Dataset excerpt:
================================

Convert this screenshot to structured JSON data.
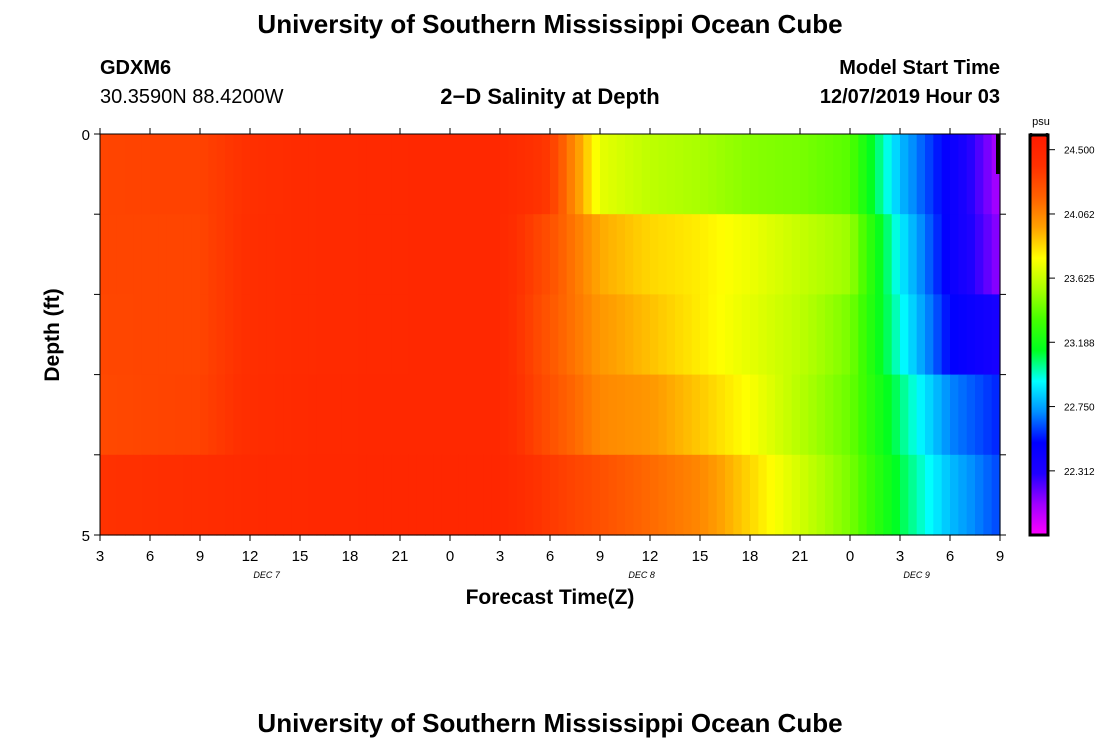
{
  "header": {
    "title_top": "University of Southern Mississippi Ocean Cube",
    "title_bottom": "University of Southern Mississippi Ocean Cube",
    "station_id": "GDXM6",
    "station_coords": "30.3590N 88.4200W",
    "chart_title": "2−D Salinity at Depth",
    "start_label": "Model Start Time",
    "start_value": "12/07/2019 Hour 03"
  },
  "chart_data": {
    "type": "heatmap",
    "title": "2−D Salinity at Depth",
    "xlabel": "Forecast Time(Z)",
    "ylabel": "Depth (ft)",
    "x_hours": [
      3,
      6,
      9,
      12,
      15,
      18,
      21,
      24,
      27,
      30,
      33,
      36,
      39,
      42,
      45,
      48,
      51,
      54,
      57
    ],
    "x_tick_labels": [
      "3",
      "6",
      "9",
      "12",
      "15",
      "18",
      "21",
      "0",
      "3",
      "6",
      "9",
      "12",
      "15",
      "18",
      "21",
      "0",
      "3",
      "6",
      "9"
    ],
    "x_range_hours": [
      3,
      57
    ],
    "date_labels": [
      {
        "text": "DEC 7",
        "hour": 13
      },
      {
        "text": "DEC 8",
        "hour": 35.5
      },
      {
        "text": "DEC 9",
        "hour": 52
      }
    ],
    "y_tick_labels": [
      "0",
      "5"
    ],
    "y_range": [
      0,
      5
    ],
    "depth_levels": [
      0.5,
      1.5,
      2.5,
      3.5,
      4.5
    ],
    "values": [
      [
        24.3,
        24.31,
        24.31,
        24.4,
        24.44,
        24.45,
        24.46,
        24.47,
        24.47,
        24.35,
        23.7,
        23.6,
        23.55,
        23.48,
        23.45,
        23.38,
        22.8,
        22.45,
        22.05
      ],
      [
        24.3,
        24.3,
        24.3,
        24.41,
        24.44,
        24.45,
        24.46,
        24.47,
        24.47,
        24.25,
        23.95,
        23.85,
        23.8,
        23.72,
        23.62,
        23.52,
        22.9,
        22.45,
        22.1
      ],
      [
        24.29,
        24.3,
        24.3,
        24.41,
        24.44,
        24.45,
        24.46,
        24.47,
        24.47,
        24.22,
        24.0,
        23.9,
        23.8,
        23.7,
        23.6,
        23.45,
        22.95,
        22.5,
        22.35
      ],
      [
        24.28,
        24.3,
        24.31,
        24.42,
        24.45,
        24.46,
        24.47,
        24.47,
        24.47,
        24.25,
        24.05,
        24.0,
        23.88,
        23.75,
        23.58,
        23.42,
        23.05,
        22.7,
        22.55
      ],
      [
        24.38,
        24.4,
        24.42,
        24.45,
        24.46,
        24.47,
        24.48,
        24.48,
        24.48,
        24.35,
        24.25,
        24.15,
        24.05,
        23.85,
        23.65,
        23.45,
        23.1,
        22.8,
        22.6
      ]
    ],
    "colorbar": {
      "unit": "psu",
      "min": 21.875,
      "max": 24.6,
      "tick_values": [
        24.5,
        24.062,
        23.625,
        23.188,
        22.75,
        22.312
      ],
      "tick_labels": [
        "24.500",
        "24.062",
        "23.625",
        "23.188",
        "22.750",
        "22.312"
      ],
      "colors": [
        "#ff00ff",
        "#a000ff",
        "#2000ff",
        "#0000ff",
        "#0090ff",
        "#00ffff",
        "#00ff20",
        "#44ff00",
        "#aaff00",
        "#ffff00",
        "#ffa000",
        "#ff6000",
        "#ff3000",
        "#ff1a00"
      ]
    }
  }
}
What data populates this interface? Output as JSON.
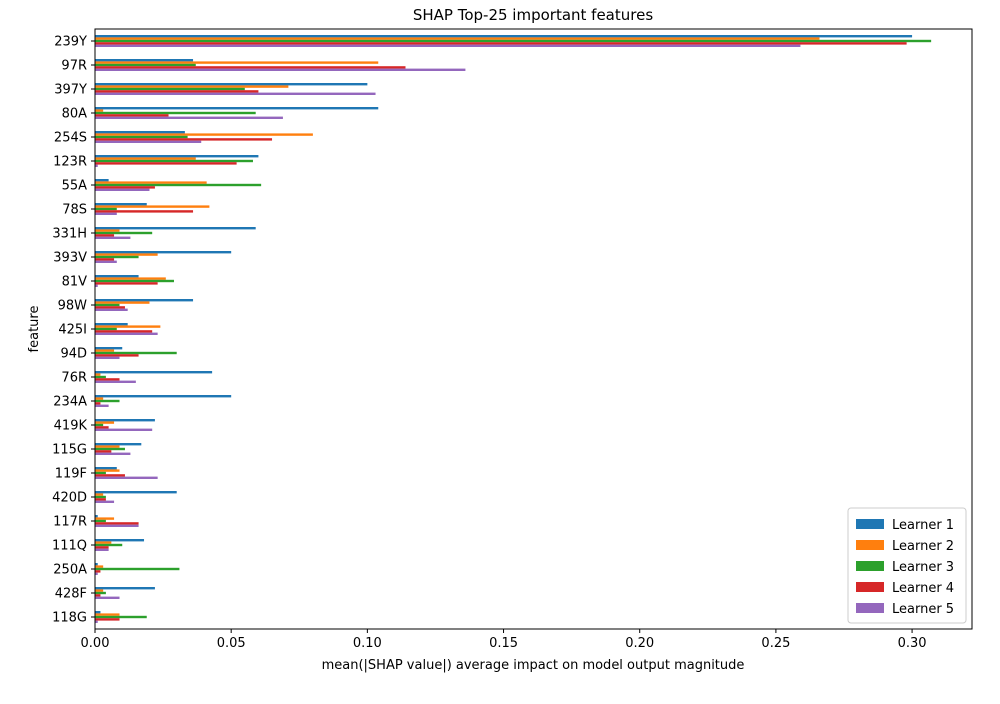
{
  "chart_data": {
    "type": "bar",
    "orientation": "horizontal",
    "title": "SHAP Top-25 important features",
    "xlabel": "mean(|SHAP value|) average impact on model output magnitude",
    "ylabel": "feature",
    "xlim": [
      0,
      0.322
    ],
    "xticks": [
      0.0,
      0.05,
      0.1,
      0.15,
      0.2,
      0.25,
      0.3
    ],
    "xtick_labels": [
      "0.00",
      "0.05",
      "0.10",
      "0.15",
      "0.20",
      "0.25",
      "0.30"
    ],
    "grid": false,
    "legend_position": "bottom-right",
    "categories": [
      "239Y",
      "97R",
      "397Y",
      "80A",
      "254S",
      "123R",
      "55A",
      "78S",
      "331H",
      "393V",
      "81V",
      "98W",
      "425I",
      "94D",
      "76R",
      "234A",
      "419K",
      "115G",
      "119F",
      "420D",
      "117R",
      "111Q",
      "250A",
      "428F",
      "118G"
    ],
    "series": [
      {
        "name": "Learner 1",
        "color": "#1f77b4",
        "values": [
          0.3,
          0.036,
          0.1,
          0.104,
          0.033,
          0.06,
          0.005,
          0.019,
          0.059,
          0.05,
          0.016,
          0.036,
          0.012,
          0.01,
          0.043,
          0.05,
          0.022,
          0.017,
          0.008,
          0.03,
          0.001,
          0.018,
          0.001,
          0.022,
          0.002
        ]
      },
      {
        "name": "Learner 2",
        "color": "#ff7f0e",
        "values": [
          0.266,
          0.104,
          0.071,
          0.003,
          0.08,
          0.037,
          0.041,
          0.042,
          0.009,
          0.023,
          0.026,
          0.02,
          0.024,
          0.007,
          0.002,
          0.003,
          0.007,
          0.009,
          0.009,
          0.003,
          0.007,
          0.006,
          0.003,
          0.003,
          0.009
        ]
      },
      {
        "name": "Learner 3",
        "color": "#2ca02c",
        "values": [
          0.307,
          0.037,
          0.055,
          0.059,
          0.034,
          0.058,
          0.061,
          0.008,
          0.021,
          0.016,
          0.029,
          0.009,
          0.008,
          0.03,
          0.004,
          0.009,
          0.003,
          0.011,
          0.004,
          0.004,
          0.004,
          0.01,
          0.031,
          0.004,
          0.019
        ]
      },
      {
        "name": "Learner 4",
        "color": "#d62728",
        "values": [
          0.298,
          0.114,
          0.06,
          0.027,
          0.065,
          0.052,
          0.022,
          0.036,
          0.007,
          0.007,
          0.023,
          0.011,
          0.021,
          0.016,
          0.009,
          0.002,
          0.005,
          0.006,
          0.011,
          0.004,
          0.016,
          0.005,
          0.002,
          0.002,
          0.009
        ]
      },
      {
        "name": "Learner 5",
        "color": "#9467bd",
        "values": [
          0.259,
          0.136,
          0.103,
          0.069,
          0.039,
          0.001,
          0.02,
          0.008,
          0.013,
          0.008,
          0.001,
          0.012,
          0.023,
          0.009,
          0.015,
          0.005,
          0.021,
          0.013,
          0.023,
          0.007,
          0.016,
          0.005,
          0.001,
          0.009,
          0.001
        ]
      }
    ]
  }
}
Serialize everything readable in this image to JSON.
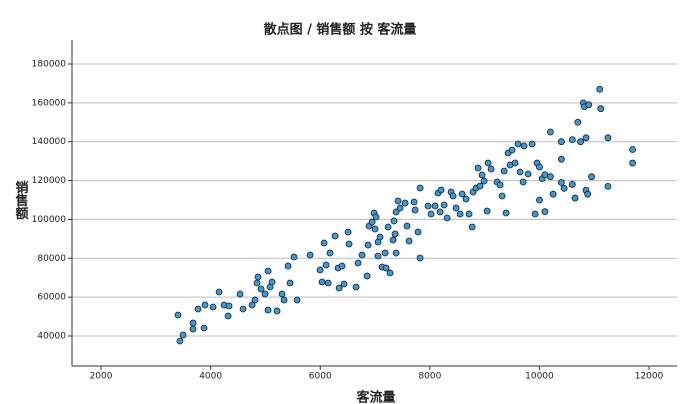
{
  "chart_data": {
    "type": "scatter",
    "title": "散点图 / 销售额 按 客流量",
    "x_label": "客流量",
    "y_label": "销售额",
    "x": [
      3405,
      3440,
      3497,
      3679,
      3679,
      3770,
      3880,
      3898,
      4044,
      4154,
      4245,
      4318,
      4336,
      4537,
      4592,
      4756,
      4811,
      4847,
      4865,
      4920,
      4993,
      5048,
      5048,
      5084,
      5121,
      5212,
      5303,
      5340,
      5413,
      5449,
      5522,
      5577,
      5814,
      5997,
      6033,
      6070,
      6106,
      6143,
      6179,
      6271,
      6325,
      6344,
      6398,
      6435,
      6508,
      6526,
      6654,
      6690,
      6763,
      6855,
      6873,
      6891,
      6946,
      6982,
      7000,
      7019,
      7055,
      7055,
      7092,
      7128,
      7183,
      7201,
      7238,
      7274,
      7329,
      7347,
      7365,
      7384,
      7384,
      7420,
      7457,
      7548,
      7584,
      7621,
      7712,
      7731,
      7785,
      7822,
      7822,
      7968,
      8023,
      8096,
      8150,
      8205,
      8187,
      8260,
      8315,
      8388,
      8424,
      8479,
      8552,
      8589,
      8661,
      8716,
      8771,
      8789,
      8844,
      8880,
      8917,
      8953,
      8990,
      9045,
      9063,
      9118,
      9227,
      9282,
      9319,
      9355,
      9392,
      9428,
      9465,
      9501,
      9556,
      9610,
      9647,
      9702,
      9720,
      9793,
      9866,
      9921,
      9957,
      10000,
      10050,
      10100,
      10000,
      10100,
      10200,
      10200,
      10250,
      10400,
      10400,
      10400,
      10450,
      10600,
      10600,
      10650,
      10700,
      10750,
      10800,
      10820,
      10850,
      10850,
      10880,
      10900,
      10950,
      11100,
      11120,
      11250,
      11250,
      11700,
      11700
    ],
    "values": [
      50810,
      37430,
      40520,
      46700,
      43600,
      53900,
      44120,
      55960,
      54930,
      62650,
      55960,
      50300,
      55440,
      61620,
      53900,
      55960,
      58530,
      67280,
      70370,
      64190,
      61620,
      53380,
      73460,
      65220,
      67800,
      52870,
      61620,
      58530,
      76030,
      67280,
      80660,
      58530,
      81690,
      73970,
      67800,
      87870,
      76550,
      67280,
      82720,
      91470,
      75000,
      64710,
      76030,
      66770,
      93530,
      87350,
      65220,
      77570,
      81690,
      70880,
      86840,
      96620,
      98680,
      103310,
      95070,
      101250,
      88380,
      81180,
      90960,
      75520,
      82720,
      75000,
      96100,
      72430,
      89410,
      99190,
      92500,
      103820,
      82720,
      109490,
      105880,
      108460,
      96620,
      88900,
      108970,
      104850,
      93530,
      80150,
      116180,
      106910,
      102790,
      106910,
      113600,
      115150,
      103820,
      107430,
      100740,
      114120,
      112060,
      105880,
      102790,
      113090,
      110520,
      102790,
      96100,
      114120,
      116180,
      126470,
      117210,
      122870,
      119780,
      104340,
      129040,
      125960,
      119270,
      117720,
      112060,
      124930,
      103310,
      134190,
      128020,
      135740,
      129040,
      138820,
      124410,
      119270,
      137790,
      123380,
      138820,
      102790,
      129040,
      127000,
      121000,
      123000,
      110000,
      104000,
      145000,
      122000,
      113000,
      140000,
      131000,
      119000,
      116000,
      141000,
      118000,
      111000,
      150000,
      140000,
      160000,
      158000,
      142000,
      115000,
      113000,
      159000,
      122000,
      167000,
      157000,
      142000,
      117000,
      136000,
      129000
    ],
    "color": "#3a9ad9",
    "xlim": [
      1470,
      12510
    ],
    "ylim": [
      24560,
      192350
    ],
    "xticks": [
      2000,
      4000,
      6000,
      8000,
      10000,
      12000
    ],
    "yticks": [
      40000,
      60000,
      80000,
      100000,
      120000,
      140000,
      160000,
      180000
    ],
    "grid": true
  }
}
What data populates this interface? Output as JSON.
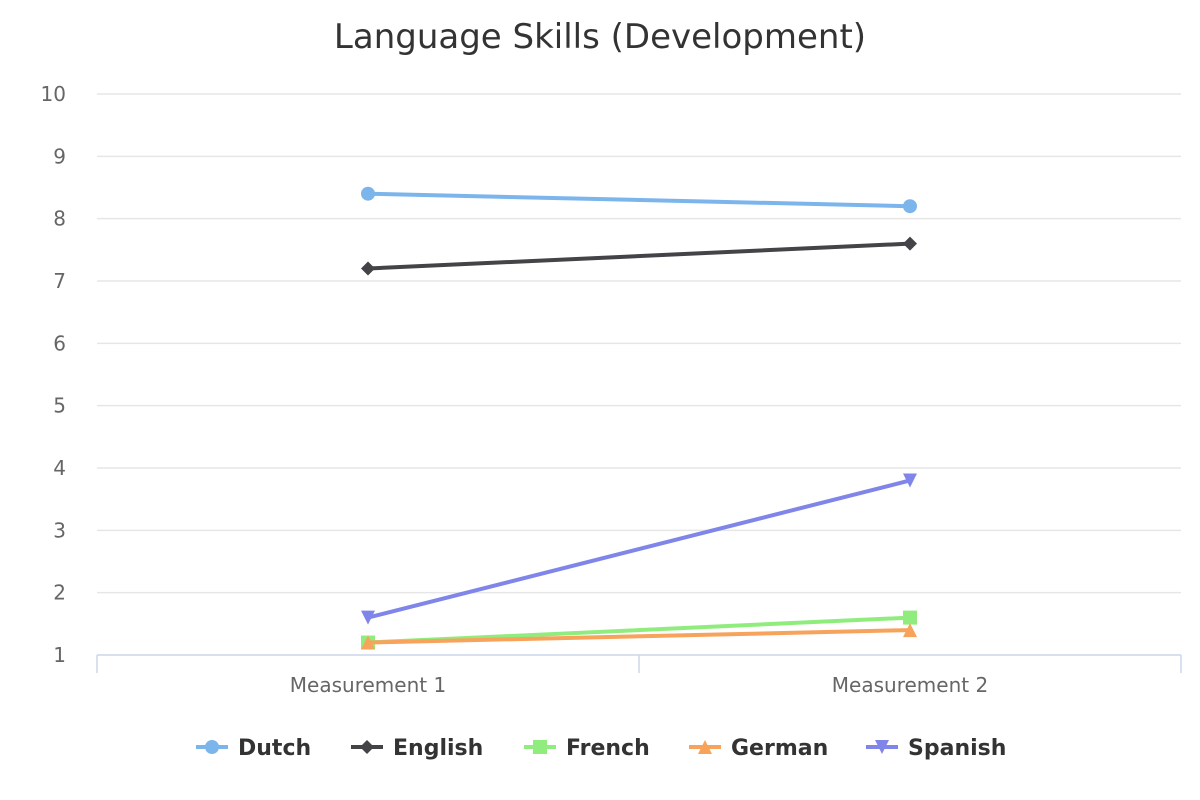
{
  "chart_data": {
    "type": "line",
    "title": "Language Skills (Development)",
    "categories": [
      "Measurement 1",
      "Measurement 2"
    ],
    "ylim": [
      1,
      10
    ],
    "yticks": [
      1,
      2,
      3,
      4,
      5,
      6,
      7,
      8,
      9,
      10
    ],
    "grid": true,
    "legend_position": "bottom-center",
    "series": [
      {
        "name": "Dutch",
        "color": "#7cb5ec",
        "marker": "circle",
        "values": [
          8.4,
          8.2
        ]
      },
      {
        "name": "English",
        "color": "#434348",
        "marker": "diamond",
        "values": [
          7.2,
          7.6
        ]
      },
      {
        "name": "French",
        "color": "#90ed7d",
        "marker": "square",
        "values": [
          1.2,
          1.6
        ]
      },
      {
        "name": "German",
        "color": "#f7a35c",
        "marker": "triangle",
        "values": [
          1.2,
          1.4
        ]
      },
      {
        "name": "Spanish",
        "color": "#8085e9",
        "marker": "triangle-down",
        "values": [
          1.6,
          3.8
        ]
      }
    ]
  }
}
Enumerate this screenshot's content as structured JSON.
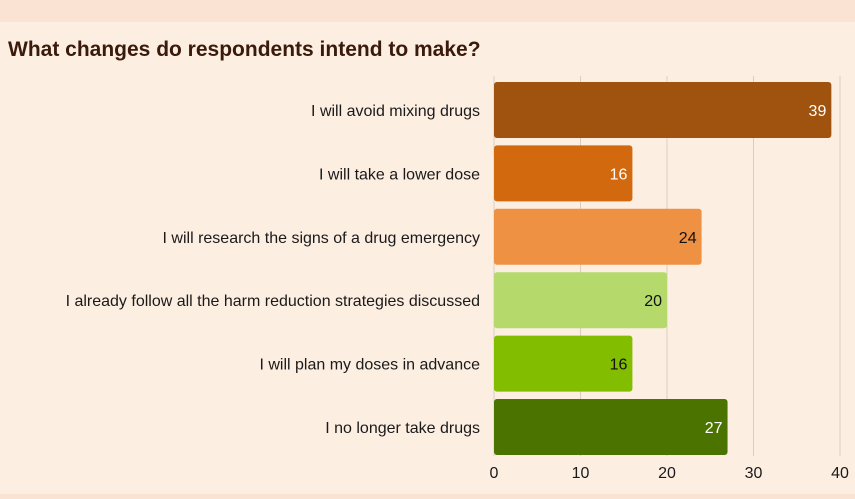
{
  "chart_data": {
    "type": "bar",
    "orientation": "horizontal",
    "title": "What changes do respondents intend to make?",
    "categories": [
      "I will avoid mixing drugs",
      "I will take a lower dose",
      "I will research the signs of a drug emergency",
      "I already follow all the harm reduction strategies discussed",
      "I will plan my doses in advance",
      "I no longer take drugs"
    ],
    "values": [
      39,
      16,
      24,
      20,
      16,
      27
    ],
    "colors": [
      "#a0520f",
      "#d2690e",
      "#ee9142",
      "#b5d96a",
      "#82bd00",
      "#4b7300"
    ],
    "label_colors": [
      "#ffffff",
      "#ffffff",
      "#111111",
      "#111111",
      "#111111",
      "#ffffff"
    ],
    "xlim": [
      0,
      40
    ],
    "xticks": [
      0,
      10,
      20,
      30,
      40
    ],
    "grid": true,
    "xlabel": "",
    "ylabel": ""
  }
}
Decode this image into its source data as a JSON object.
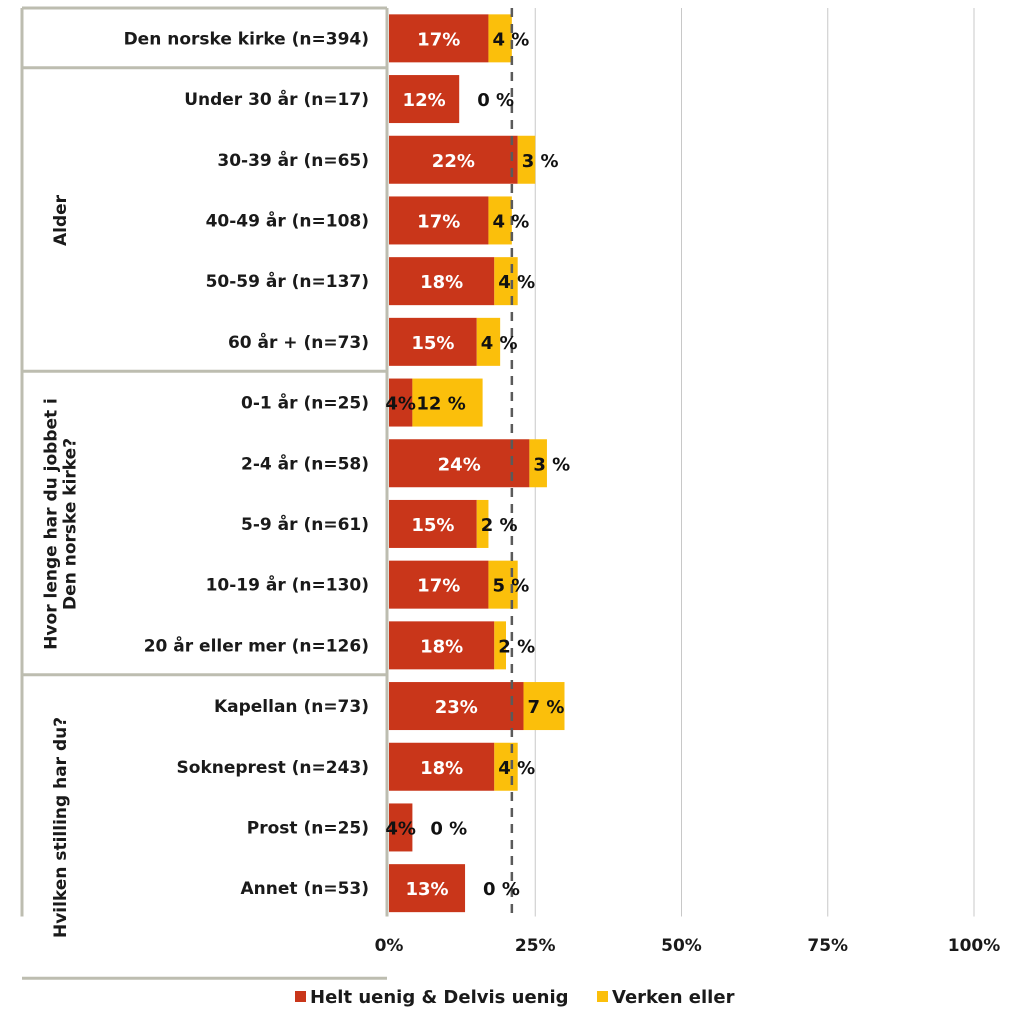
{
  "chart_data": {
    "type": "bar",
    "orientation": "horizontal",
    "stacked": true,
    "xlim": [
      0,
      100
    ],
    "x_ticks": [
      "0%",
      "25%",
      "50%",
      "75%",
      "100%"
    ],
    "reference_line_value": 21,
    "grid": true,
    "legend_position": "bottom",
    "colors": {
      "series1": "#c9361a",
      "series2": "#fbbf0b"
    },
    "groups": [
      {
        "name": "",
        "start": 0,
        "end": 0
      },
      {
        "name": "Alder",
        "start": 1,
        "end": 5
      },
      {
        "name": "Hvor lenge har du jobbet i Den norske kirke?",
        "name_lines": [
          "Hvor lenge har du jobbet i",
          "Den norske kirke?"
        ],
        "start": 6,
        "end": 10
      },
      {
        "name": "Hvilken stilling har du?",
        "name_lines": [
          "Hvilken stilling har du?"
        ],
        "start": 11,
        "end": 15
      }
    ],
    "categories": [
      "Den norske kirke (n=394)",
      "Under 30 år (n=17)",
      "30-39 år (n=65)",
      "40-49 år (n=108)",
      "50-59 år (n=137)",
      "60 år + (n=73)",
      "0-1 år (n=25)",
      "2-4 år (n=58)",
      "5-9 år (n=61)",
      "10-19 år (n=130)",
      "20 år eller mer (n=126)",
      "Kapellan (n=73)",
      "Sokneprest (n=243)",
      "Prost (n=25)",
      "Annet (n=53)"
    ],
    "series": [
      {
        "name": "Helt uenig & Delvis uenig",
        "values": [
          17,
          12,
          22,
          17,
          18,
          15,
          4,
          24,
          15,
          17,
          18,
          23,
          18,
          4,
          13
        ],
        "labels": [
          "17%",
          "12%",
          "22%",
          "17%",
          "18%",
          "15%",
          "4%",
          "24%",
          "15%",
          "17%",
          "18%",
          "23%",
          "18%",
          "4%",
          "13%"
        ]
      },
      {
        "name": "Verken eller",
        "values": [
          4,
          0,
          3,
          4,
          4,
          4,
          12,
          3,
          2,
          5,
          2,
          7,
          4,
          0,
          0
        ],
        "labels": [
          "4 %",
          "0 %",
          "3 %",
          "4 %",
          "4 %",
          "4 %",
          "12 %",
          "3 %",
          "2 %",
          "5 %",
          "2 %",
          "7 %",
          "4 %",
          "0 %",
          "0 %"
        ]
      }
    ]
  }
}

================================

- WORK TO BE COMPLETED:
Collect each line above holding the string "Salinity".

- THE SOLUTION:
    "chart_title": "2−D Salinity at Depth",
    "title": "2−D Salinity at Depth",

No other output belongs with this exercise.